**Coordinate annotation records:**
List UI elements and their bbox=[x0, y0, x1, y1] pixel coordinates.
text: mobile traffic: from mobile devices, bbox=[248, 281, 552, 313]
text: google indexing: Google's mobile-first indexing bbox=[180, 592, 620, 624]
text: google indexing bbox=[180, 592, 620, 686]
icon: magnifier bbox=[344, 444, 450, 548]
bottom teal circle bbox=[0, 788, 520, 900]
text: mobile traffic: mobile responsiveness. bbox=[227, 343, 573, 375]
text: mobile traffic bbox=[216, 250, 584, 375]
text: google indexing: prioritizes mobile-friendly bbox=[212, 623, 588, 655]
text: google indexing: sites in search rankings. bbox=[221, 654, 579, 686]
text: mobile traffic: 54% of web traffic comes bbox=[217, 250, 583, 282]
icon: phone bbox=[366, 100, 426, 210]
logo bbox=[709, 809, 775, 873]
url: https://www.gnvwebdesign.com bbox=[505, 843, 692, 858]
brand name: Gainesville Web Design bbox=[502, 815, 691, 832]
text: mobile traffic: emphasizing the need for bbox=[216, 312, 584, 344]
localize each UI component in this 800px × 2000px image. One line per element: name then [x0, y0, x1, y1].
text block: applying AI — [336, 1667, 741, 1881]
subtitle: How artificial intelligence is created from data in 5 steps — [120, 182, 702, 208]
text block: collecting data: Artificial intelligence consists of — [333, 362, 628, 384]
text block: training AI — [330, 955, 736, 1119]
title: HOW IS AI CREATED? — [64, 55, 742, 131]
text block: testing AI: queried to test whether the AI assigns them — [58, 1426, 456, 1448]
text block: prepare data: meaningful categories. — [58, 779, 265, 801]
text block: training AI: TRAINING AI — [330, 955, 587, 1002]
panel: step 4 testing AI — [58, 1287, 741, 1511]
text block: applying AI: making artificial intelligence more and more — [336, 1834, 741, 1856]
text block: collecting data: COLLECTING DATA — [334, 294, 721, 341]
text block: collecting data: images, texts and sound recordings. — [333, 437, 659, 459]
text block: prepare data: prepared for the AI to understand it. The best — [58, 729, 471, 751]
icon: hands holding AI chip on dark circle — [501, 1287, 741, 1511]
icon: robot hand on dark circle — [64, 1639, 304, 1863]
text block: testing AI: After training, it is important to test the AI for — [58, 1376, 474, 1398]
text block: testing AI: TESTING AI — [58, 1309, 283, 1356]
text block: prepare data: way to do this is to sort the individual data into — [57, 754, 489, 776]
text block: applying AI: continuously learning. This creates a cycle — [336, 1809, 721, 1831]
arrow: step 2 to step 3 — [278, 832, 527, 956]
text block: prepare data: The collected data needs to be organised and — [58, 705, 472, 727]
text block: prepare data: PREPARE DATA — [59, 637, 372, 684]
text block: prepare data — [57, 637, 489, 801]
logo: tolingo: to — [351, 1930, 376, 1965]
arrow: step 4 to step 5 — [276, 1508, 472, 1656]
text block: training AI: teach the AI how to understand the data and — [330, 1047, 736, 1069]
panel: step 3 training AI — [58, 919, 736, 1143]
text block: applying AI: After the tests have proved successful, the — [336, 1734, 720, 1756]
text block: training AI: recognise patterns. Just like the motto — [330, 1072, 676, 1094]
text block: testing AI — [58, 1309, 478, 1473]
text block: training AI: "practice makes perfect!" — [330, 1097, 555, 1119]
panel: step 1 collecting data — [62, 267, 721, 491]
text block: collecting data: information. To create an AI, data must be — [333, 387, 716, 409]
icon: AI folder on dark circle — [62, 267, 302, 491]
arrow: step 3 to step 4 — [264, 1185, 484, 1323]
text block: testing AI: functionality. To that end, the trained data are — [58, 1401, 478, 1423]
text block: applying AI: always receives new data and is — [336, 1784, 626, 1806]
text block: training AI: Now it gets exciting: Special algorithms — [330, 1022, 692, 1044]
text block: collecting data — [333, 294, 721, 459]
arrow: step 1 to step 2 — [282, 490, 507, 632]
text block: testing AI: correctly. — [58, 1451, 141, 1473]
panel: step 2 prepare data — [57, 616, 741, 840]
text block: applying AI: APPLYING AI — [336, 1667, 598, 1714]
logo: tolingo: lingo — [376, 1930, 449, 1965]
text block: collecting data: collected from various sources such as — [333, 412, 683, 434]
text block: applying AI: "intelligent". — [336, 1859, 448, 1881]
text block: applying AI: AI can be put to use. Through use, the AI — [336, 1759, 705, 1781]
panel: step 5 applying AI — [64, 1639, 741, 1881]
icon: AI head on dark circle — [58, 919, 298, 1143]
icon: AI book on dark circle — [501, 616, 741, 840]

**Exercise:**
Please count how many lines of the material above contain the string "understand", treating uppercase and lowercase as different, and give only the number.

**The result:**
2